◆ **Requirements**
Below are the records; extract from them the line containing "Give me the" to the line containing "Read all visible content and emit it as JSON.", both lines included, exactly and with no pictures.

◆ **Records contained in a dataset**
****************

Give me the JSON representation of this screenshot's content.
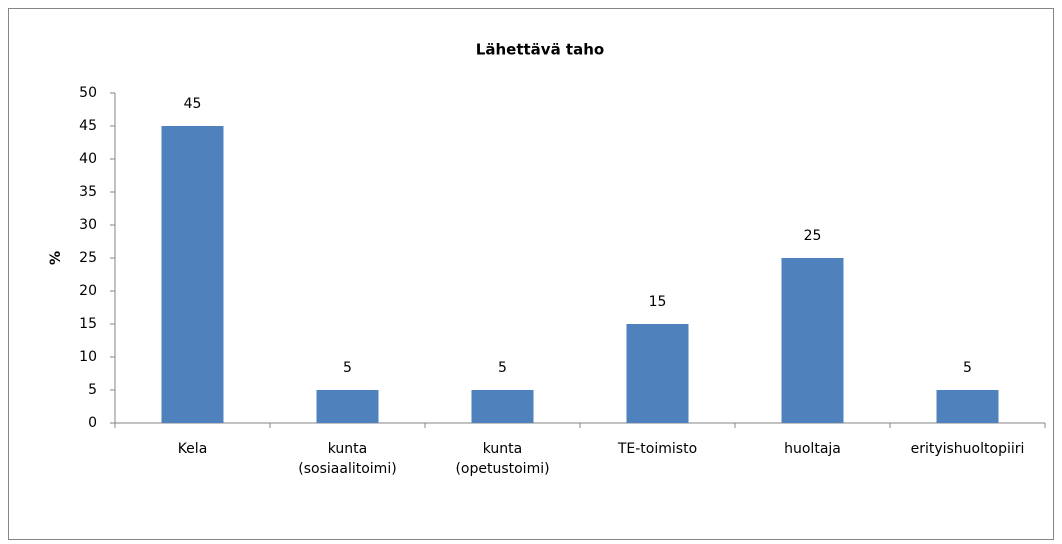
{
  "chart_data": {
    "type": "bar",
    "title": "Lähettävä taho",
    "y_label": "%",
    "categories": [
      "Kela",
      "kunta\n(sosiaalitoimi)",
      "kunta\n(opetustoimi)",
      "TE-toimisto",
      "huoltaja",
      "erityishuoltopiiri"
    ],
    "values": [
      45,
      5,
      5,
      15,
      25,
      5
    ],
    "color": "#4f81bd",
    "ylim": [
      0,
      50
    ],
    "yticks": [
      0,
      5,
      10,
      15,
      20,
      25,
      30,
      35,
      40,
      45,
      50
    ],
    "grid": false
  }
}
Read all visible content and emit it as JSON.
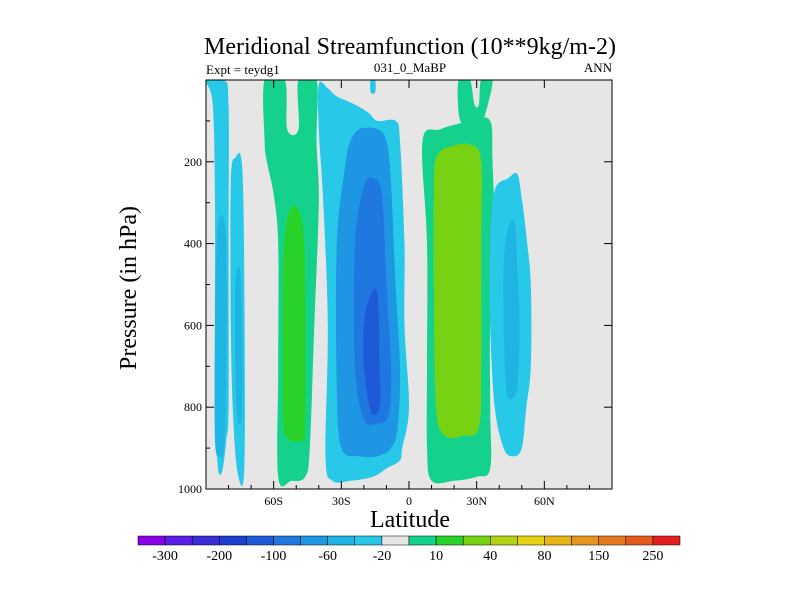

****************

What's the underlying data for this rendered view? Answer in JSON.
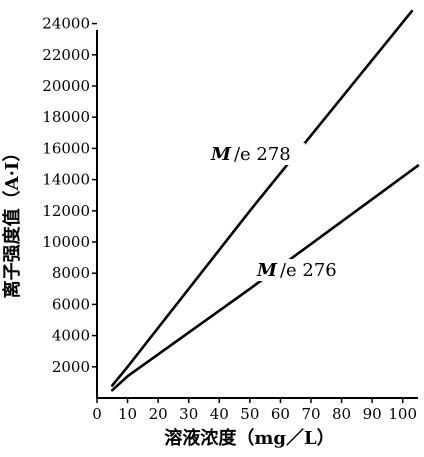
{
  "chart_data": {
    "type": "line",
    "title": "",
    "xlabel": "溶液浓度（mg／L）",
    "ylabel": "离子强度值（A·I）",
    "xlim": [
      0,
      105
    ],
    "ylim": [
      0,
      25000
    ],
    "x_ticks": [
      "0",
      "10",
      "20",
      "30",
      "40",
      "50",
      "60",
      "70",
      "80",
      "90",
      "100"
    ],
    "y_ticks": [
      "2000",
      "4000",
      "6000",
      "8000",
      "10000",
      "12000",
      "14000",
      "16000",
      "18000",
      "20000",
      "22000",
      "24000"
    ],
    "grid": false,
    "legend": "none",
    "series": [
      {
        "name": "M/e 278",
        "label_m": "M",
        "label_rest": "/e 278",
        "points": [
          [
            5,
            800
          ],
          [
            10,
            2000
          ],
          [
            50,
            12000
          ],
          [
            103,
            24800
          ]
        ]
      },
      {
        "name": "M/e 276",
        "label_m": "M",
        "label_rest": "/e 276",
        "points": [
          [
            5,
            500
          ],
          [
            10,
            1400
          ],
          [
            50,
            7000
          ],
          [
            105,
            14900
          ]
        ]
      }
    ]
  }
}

****************

◆ **Response**
Give me the JSON representation of this screenshot's content.
{
  "chart_data": {
    "type": "bar",
    "title": "Lähettävä taho",
    "y_label": "%",
    "categories": [
      "Kela",
      "kunta\n(sosiaalitoimi)",
      "kunta\n(opetustoimi)",
      "TE-toimisto",
      "huoltaja",
      "erityishuoltopiiri"
    ],
    "values": [
      45,
      5,
      5,
      15,
      25,
      5
    ],
    "color": "#4f81bd",
    "ylim": [
      0,
      50
    ],
    "yticks": [
      0,
      5,
      10,
      15,
      20,
      25,
      30,
      35,
      40,
      45,
      50
    ],
    "grid": false
  }
}
Read all visible content and emit it as JSON.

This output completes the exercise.